- [SUPPLIED TEXT]:

※ ※ ※

Parsing .osm files

Hello,

I am new to Open Street Map, and have enjoyed whatever time spent on it. It might be a repetitive question but could not find any answer to it on the forum.

I need to parse the data of a city say New Delhi, once after parsing I will upload the data in Neo4J which is a graph database, on which later I can perform some computations. I was wondering if already there is an API/code available in Java which will effectively parse the input .osm files.

This is so that I dont re-invent the wheel.

Thanks in advance

Hello, welcome to the forum!

Maybe the toolkit Osmium could help you parsing .osm files: https://wiki.openstreetmap.org/wiki/Osmium
You even could download and parse the file in .pbf format which allows smaller file sizes and can be read faster than .osm format.

Markus

Hello Thanks a lot for the support.

But Osmium is for C++, I needed something in Java as Neo4J currently does not have a library for C++.
Or can you please suggest an alternate way i can do it.

Thanks again

Osmosis?
https://wiki.openstreetmap.org/wiki/Osmosis

I also recommend Osmosis, as I’ve used it in my own Java programs. It’s a mature tool and has support for reading and writing all popular OSM file formats. Don’t let the command line interface irritate you, the same .jar archives can also be used as libraries.

Hello,

Thanks for the suggestion. One more advice needed please…
I sat overnight and wrote a parser myself. For city new Delhi which has:
Number of Ways 26165
Number of Relations 44
Number of Nodes 130003

And on my machine it took 58 minutes to parse.

※ ※ ※

[Extracted records]
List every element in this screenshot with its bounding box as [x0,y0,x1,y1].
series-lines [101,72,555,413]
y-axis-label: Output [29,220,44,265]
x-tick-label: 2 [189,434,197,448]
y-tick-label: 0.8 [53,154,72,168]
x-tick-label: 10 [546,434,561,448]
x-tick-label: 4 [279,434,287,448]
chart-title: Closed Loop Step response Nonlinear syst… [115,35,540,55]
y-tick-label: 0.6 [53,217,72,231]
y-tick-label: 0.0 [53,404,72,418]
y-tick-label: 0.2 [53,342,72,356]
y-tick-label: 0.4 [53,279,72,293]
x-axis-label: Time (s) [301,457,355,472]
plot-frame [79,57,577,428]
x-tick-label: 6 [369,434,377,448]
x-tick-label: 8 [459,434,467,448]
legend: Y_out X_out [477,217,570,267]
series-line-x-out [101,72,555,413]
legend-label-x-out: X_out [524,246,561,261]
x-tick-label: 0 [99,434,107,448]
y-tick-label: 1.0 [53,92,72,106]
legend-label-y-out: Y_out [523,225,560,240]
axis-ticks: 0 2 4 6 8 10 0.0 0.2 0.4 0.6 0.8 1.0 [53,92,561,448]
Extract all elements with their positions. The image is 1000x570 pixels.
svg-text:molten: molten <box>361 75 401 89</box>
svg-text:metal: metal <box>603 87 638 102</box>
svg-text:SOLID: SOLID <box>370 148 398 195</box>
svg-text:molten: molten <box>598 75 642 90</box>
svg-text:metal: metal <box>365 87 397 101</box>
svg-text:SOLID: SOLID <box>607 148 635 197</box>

※ ※ ※

- [WORK TO COMPLETE]:
[1] According to the forum thread on parsing .osm files, why did the original poster find Osmium unsuitable?
[2] Write the next part of the forum thread on parsing .osm files, starting after its final line.

- [RESPONSES TO THE TASKS]:
[1] Osmium is a C++ toolkit, but the poster needed something in Java. Neo4J, the graph database that would receive the parsed data, does not currently have a library for C++.

[2]
My Question:

  1. Can this time come down using jar archives in Osmosis , because insertion in the graph database will probably take many more hours to insert. If yes, any suggestions on how should I proceed?

Best Regards,
Jatin

Parsing this file with Osmosis should take less than a minute. I don’t know how long inserting into your database takes, though.

If you want to try Osmosis: Download the latest version, add the jars to your classpath (you don’t need all of them, but I suggest that you first add them all, get it to work, and then remove those that are not actually required). The actual code will then look somewhat like this:


import org.openstreetmap.osmosis.core.container.v0_6.EntityContainer;
import org.openstreetmap.osmosis.core.domain.v0_6.*;
import org.openstreetmap.osmosis.core.task.v0_6.*;
import org.openstreetmap.osmosis.xml.common.CompressionMethod;
import org.openstreetmap.osmosis.xml.v0_6.XmlReader;

...

File file = ...; // the input file

Sink sinkImplementation = new Sink() {
    public void process(EntityContainer entityContainer) {
        Entity entity = entityContainer.getEntity();
        if (entity instanceof Node) {
            //do something with the node
        } else if (entity instanceof Way) {
            //do something with the way
        } else if (entity instanceof Relation) {
            //do something with the relation
        }
    }
    public void release() { }
    public void complete() { }
};

boolean pbf = false;
CompressionMethod compression = CompressionMethod.None;

if (file.getName().endsWith(".pbf")) {
    pbf = true;
} else if (file.getName().endsWith(".gz")) {
    compression = CompressionMethod.GZip;
} else if (file.getName().endsWith(".bz2")) {
    compression = CompressionMethod.BZip2;
}

RunnableSource reader;

if (pbf) {
    reader = new crosby.binary.osmosis.OsmosisReader(
            new FileInputStream(file));
} else {
    reader = new XmlReader(file, false, compression);
}

reader.setSink(sinkImplementation);

Thread readerThread = new Thread(reader);
readerThread.start();

while (readerThread.isAlive()) {
    try {
        readerThread.join();
    } catch (InterruptedException e) {
        /* do nothing */
    }
}

...

This is copied from one of my own tools that use Osmosis, and can also parse .osm.pbf, .osm.gz, and .osm.bz2 files. If you only need .osm (xml) parsing, the code gets a lot shorter.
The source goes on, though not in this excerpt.